··· EXCERPTED DATA
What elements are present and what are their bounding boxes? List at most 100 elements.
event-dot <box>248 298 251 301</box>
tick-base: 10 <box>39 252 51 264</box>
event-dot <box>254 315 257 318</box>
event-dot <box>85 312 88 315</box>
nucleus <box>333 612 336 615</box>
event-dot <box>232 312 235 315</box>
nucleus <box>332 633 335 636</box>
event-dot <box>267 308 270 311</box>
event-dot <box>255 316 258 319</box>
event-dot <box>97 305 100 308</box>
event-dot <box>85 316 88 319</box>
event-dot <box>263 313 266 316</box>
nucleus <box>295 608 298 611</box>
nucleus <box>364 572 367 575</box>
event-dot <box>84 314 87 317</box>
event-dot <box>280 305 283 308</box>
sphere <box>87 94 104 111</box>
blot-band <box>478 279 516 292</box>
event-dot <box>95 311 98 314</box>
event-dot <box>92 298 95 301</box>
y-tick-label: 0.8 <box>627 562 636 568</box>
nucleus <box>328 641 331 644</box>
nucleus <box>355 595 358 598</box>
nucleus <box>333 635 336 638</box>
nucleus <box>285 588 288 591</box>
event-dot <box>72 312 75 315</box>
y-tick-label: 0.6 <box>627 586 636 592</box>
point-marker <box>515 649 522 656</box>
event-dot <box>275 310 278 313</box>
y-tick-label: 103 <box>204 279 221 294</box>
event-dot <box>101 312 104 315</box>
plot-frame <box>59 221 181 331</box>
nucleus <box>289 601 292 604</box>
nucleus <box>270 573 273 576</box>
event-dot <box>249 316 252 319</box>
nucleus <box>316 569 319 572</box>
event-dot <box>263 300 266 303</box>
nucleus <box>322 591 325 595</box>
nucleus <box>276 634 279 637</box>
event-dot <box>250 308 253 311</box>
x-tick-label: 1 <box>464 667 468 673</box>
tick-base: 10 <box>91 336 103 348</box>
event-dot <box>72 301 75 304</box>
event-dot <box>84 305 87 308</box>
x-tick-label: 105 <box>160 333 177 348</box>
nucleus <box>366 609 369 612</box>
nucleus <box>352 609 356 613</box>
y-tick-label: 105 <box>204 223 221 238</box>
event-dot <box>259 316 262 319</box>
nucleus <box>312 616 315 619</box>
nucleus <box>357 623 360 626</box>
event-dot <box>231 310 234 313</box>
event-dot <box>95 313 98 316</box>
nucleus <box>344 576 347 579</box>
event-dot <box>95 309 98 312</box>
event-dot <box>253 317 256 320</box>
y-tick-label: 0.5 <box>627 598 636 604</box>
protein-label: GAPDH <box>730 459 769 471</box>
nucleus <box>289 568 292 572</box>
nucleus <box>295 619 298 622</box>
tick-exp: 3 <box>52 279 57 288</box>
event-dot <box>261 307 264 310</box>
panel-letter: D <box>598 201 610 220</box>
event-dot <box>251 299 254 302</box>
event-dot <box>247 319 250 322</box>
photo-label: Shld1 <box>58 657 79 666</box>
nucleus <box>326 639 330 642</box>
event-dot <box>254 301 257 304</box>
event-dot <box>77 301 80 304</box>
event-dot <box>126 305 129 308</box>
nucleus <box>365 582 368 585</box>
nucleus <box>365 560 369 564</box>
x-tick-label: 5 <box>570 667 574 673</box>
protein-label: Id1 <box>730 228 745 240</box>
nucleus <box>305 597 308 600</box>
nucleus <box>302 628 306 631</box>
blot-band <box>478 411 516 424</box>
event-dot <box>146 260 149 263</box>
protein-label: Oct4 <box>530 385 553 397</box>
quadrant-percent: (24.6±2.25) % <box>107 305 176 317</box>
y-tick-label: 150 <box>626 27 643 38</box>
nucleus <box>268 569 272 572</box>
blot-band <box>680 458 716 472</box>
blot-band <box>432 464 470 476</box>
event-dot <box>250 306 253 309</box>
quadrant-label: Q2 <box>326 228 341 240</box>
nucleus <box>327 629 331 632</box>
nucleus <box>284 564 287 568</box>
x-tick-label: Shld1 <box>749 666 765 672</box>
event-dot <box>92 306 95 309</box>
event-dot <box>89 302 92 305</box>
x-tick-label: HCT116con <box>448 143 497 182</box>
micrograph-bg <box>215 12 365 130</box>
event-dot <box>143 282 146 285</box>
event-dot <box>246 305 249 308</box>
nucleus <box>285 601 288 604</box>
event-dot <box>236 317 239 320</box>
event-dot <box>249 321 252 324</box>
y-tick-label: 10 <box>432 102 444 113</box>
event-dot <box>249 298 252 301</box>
······
_EXERCISE:_ Exactly as given, restate all the lines above.

_OUTPUT:_
What elements are present and what are their bounding boxes? List at most 100 elements.
event-dot <box>248 298 251 301</box>
tick-base: 10 <box>39 252 51 264</box>
event-dot <box>254 315 257 318</box>
event-dot <box>85 312 88 315</box>
nucleus <box>333 612 336 615</box>
event-dot <box>232 312 235 315</box>
nucleus <box>332 633 335 636</box>
event-dot <box>267 308 270 311</box>
event-dot <box>255 316 258 319</box>
event-dot <box>97 305 100 308</box>
event-dot <box>85 316 88 319</box>
event-dot <box>263 313 266 316</box>
nucleus <box>295 608 298 611</box>
nucleus <box>364 572 367 575</box>
event-dot <box>84 314 87 317</box>
event-dot <box>280 305 283 308</box>
sphere <box>87 94 104 111</box>
blot-band <box>478 279 516 292</box>
event-dot <box>95 311 98 314</box>
event-dot <box>92 298 95 301</box>
y-tick-label: 0.8 <box>627 562 636 568</box>
nucleus <box>328 641 331 644</box>
nucleus <box>355 595 358 598</box>
nucleus <box>333 635 336 638</box>
nucleus <box>285 588 288 591</box>
event-dot <box>72 312 75 315</box>
y-tick-label: 0.6 <box>627 586 636 592</box>
point-marker <box>515 649 522 656</box>
event-dot <box>275 310 278 313</box>
y-tick-label: 103 <box>204 279 221 294</box>
event-dot <box>101 312 104 315</box>
plot-frame <box>59 221 181 331</box>
nucleus <box>289 601 292 604</box>
nucleus <box>270 573 273 576</box>
event-dot <box>249 316 252 319</box>
nucleus <box>316 569 319 572</box>
event-dot <box>263 300 266 303</box>
nucleus <box>322 591 325 595</box>
nucleus <box>276 634 279 637</box>
event-dot <box>250 308 253 311</box>
x-tick-label: 1 <box>464 667 468 673</box>
tick-base: 10 <box>91 336 103 348</box>
event-dot <box>72 301 75 304</box>
event-dot <box>84 305 87 308</box>
x-tick-label: 105 <box>160 333 177 348</box>
nucleus <box>366 609 369 612</box>
nucleus <box>352 609 356 613</box>
y-tick-label: 105 <box>204 223 221 238</box>
event-dot <box>259 316 262 319</box>
nucleus <box>312 616 315 619</box>
nucleus <box>357 623 360 626</box>
event-dot <box>231 310 234 313</box>
event-dot <box>95 313 98 316</box>
nucleus <box>344 576 347 579</box>
event-dot <box>95 309 98 312</box>
event-dot <box>253 317 256 320</box>
y-tick-label: 0.5 <box>627 598 636 604</box>
protein-label: GAPDH <box>730 459 769 471</box>
nucleus <box>289 568 292 572</box>
nucleus <box>295 619 298 622</box>
tick-exp: 3 <box>52 279 57 288</box>
event-dot <box>261 307 264 310</box>
panel-letter: D <box>598 201 610 220</box>
event-dot <box>251 299 254 302</box>
event-dot <box>247 319 250 322</box>
photo-label: Shld1 <box>58 657 79 666</box>
nucleus <box>326 639 330 642</box>
event-dot <box>254 301 257 304</box>
event-dot <box>77 301 80 304</box>
event-dot <box>126 305 129 308</box>
nucleus <box>365 582 368 585</box>
nucleus <box>365 560 369 564</box>
x-tick-label: 5 <box>570 667 574 673</box>
protein-label: Id1 <box>730 228 745 240</box>
nucleus <box>305 597 308 600</box>
nucleus <box>302 628 306 631</box>
blot-band <box>478 411 516 424</box>
event-dot <box>146 260 149 263</box>
protein-label: Oct4 <box>530 385 553 397</box>
quadrant-percent: (24.6±2.25) % <box>107 305 176 317</box>
y-tick-label: 150 <box>626 27 643 38</box>
nucleus <box>268 569 272 572</box>
blot-band <box>680 458 716 472</box>
blot-band <box>432 464 470 476</box>
event-dot <box>250 306 253 309</box>
quadrant-label: Q2 <box>326 228 341 240</box>
nucleus <box>327 629 331 632</box>
nucleus <box>284 564 287 568</box>
x-tick-label: Shld1 <box>749 666 765 672</box>
event-dot <box>92 306 95 309</box>
event-dot <box>89 302 92 305</box>
x-tick-label: HCT116con <box>448 143 497 182</box>
micrograph-bg <box>215 12 365 130</box>
event-dot <box>143 282 146 285</box>
event-dot <box>246 305 249 308</box>
nucleus <box>285 601 288 604</box>
event-dot <box>236 317 239 320</box>
event-dot <box>249 321 252 324</box>
y-tick-label: 10 <box>432 102 444 113</box>
event-dot <box>249 298 252 301</box>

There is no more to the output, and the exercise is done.